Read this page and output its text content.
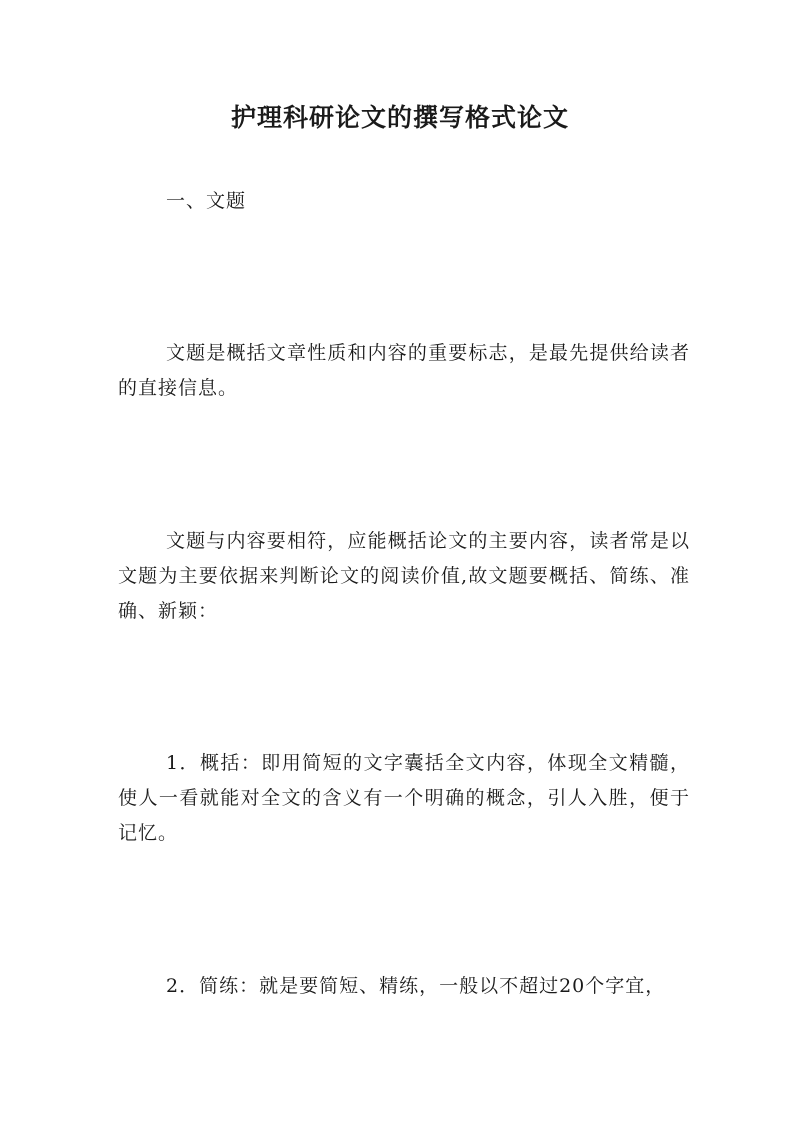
护理科研论文的撰写格式论文

一、文题

文题是概括文章性质和内容的重要标志，是最先提供给读者的直接信息。

文题与内容要相符，应能概括论文的主要内容，读者常是以文题为主要依据来判断论文的阅读价值,故文题要概括、简练、准确、新颖：

1．概括：即用简短的文字囊括全文内容，体现全文精髓，使人一看就能对全文的含义有一个明确的概念，引人入胜，便于记忆。

2．简练：就是要简短、精练，一般以不超过20个字宜，
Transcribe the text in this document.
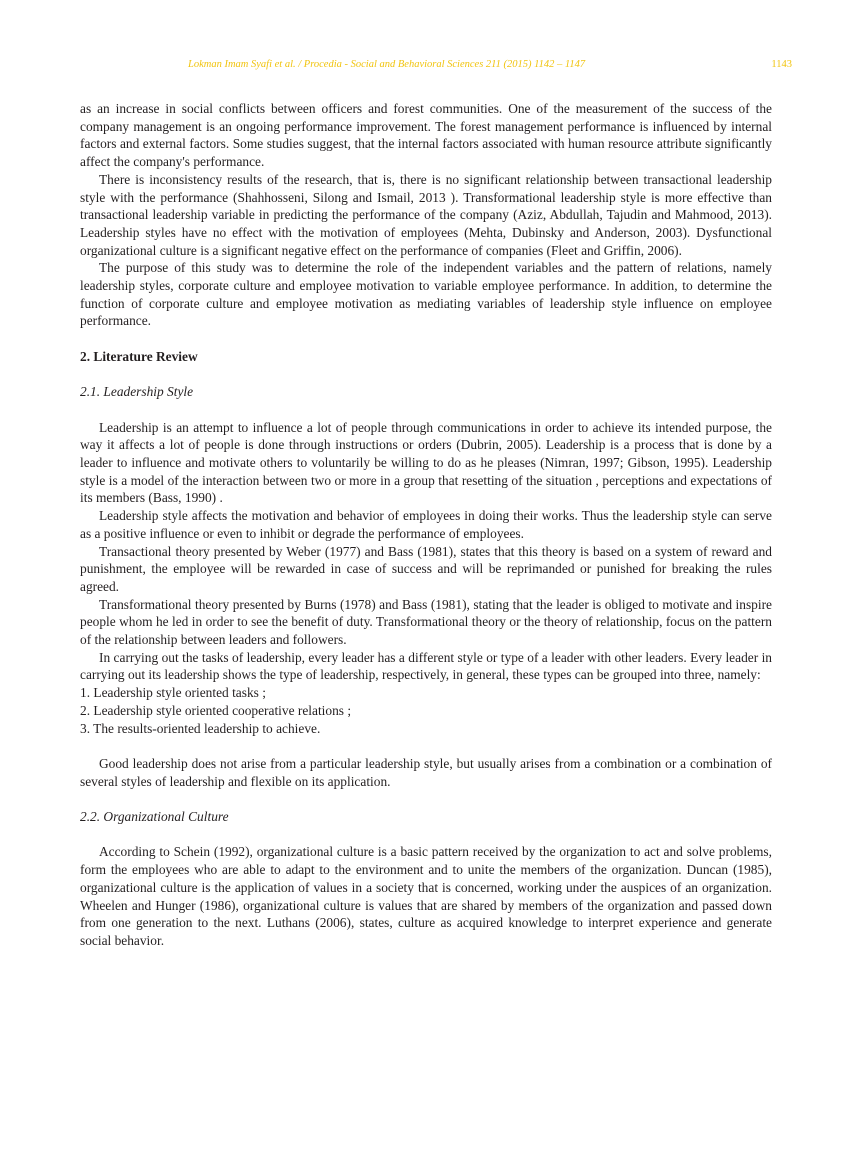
Lokman Imam Syafi et al. / Procedia - Social and Behavioral Sciences 211 (2015) 1142 – 1147	1143

as an increase in social conflicts between officers and forest communities. One of the measurement of the success of the company management is an ongoing performance improvement. The forest management performance is influenced by internal factors and external factors. Some studies suggest, that the internal factors associated with human resource attribute significantly affect the company's performance.

There is inconsistency results of the research, that is, there is no significant relationship between transactional leadership style with the performance (Shahhosseni, Silong and Ismail, 2013 ). Transformational leadership style is more effective than transactional leadership variable in predicting the performance of the company (Aziz, Abdullah, Tajudin and Mahmood, 2013). Leadership styles have no effect with the motivation of employees (Mehta, Dubinsky and Anderson, 2003). Dysfunctional organizational culture is a significant negative effect on the performance of companies (Fleet and Griffin, 2006).

The purpose of this study was to determine the role of the independent variables and the pattern of relations, namely leadership styles, corporate culture and employee motivation to variable employee performance. In addition, to determine the function of corporate culture and employee motivation as mediating variables of leadership style influence on employee performance.

2. Literature Review

2.1. Leadership Style

Leadership is an attempt to influence a lot of people through communications in order to achieve its intended purpose, the way it affects a lot of people is done through instructions or orders (Dubrin, 2005). Leadership is a process that is done by a leader to influence and motivate others to voluntarily be willing to do as he pleases (Nimran, 1997; Gibson, 1995). Leadership style is a model of the interaction between two or more in a group that resetting of the situation , perceptions and expectations of its members (Bass, 1990) .

Leadership style affects the motivation and behavior of employees in doing their works. Thus the leadership style can serve as a positive influence or even to inhibit or degrade the performance of employees.

Transactional theory presented by Weber (1977) and Bass (1981), states that this theory is based on a system of reward and punishment, the employee will be rewarded in case of success and will be reprimanded or punished for breaking the rules agreed.

Transformational theory presented by Burns (1978) and Bass (1981), stating that the leader is obliged to motivate and inspire people whom he led in order to see the benefit of duty. Transformational theory or the theory of relationship, focus on the pattern of the relationship between leaders and followers.

In carrying out the tasks of leadership, every leader has a different style or type of a leader with other leaders. Every leader in carrying out its leadership shows the type of leadership, respectively, in general, these types can be grouped into three, namely:

1. Leadership style oriented tasks ;

2. Leadership style oriented cooperative relations ;

3. The results-oriented leadership to achieve.

Good leadership does not arise from a particular leadership style, but usually arises from a combination or a combination of several styles of leadership and flexible on its application.

2.2. Organizational Culture

According to Schein (1992), organizational culture is a basic pattern received by the organization to act and solve problems, form the employees who are able to adapt to the environment and to unite the members of the organization. Duncan (1985), organizational culture is the application of values in a society that is concerned, working under the auspices of an organization. Wheelen and Hunger (1986), organizational culture is values that are shared by members of the organization and passed down from one generation to the next. Luthans (2006), states, culture as acquired knowledge to interpret experience and generate social behavior.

Required task - From the entries above, copy every line that holds the word "text".

Output for this task -
Read this page and output its text content.
Transcribe the text in this document.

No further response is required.